(Lines of data)
•••••

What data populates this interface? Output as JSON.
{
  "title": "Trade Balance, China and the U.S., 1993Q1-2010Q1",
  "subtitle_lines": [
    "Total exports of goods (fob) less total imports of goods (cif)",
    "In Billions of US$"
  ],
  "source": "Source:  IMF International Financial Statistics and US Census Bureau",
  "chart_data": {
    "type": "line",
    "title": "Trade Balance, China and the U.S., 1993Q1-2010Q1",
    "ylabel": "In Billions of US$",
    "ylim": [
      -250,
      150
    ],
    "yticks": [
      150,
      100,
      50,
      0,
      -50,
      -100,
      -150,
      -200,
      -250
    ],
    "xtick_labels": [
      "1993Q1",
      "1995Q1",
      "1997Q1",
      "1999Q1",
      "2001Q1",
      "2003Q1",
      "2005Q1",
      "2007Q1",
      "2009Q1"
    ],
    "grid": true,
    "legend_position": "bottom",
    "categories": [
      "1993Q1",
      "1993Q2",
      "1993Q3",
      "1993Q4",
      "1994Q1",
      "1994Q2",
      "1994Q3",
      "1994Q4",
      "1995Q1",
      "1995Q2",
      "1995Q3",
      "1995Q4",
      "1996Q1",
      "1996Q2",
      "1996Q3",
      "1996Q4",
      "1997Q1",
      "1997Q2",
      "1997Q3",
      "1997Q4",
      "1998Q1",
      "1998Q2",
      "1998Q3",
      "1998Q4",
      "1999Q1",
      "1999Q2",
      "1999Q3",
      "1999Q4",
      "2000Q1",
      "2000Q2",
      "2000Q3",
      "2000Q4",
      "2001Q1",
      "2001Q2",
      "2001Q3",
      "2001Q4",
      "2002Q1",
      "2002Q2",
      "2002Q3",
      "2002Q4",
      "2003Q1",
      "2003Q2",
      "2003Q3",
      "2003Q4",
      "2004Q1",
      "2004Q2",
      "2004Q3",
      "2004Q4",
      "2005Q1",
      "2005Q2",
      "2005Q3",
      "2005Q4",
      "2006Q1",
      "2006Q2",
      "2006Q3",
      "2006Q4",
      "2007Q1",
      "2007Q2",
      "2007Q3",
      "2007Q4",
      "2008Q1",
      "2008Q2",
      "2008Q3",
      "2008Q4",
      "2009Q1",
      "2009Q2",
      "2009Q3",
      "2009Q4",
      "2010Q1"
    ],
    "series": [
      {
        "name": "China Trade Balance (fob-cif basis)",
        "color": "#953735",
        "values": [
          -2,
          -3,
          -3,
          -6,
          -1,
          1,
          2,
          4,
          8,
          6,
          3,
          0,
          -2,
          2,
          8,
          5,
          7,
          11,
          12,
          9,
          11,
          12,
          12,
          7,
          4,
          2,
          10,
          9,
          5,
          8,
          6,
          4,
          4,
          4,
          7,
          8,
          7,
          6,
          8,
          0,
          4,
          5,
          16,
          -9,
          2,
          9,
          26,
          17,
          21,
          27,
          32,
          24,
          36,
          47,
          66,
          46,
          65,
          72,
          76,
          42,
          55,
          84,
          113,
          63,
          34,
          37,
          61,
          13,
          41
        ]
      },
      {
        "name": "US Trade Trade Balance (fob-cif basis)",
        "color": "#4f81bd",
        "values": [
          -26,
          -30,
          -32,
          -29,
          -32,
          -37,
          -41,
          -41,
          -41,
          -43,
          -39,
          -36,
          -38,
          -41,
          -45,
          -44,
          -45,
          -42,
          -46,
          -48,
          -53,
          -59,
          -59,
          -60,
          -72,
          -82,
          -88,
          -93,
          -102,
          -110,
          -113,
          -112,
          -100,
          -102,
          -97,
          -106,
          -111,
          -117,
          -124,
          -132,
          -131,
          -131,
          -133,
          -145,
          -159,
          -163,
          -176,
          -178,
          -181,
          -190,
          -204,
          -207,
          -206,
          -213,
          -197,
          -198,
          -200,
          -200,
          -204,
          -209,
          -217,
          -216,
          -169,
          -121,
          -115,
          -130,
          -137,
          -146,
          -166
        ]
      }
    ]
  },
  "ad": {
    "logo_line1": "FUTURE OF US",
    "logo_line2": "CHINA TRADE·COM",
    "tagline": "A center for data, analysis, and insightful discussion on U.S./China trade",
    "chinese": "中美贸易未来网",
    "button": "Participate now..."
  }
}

•••••

■ Given instruction ■
Copy out the full material exactly as it appears.

■ Response ■
What data populates this interface? Output as JSON.
{
  "title": "Trade Balance, China and the U.S., 1993Q1-2010Q1",
  "subtitle_lines": [
    "Total exports of goods (fob) less total imports of goods (cif)",
    "In Billions of US$"
  ],
  "source": "Source:  IMF International Financial Statistics and US Census Bureau",
  "chart_data": {
    "type": "line",
    "title": "Trade Balance, China and the U.S., 1993Q1-2010Q1",
    "ylabel": "In Billions of US$",
    "ylim": [
      -250,
      150
    ],
    "yticks": [
      150,
      100,
      50,
      0,
      -50,
      -100,
      -150,
      -200,
      -250
    ],
    "xtick_labels": [
      "1993Q1",
      "1995Q1",
      "1997Q1",
      "1999Q1",
      "2001Q1",
      "2003Q1",
      "2005Q1",
      "2007Q1",
      "2009Q1"
    ],
    "grid": true,
    "legend_position": "bottom",
    "categories": [
      "1993Q1",
      "1993Q2",
      "1993Q3",
      "1993Q4",
      "1994Q1",
      "1994Q2",
      "1994Q3",
      "1994Q4",
      "1995Q1",
      "1995Q2",
      "1995Q3",
      "1995Q4",
      "1996Q1",
      "1996Q2",
      "1996Q3",
      "1996Q4",
      "1997Q1",
      "1997Q2",
      "1997Q3",
      "1997Q4",
      "1998Q1",
      "1998Q2",
      "1998Q3",
      "1998Q4",
      "1999Q1",
      "1999Q2",
      "1999Q3",
      "1999Q4",
      "2000Q1",
      "2000Q2",
      "2000Q3",
      "2000Q4",
      "2001Q1",
      "2001Q2",
      "2001Q3",
      "2001Q4",
      "2002Q1",
      "2002Q2",
      "2002Q3",
      "2002Q4",
      "2003Q1",
      "2003Q2",
      "2003Q3",
      "2003Q4",
      "2004Q1",
      "2004Q2",
      "2004Q3",
      "2004Q4",
      "2005Q1",
      "2005Q2",
      "2005Q3",
      "2005Q4",
      "2006Q1",
      "2006Q2",
      "2006Q3",
      "2006Q4",
      "2007Q1",
      "2007Q2",
      "2007Q3",
      "2007Q4",
      "2008Q1",
      "2008Q2",
      "2008Q3",
      "2008Q4",
      "2009Q1",
      "2009Q2",
      "2009Q3",
      "2009Q4",
      "2010Q1"
    ],
    "series": [
      {
        "name": "China Trade Balance (fob-cif basis)",
        "color": "#953735",
        "values": [
          -2,
          -3,
          -3,
          -6,
          -1,
          1,
          2,
          4,
          8,
          6,
          3,
          0,
          -2,
          2,
          8,
          5,
          7,
          11,
          12,
          9,
          11,
          12,
          12,
          7,
          4,
          2,
          10,
          9,
          5,
          8,
          6,
          4,
          4,
          4,
          7,
          8,
          7,
          6,
          8,
          0,
          4,
          5,
          16,
          -9,
          2,
          9,
          26,
          17,
          21,
          27,
          32,
          24,
          36,
          47,
          66,
          46,
          65,
          72,
          76,
          42,
          55,
          84,
          113,
          63,
          34,
          37,
          61,
          13,
          41
        ]
      },
      {
        "name": "US Trade Trade Balance (fob-cif basis)",
        "color": "#4f81bd",
        "values": [
          -26,
          -30,
          -32,
          -29,
          -32,
          -37,
          -41,
          -41,
          -41,
          -43,
          -39,
          -36,
          -38,
          -41,
          -45,
          -44,
          -45,
          -42,
          -46,
          -48,
          -53,
          -59,
          -59,
          -60,
          -72,
          -82,
          -88,
          -93,
          -102,
          -110,
          -113,
          -112,
          -100,
          -102,
          -97,
          -106,
          -111,
          -117,
          -124,
          -132,
          -131,
          -131,
          -133,
          -145,
          -159,
          -163,
          -176,
          -178,
          -181,
          -190,
          -204,
          -207,
          -206,
          -213,
          -197,
          -198,
          -200,
          -200,
          -204,
          -209,
          -217,
          -216,
          -169,
          -121,
          -115,
          -130,
          -137,
          -146,
          -166
        ]
      }
    ]
  },
  "ad": {
    "logo_line1": "FUTURE OF US",
    "logo_line2": "CHINA TRADE·COM",
    "tagline": "A center for data, analysis, and insightful discussion on U.S./China trade",
    "chinese": "中美贸易未来网",
    "button": "Participate now..."
  }
}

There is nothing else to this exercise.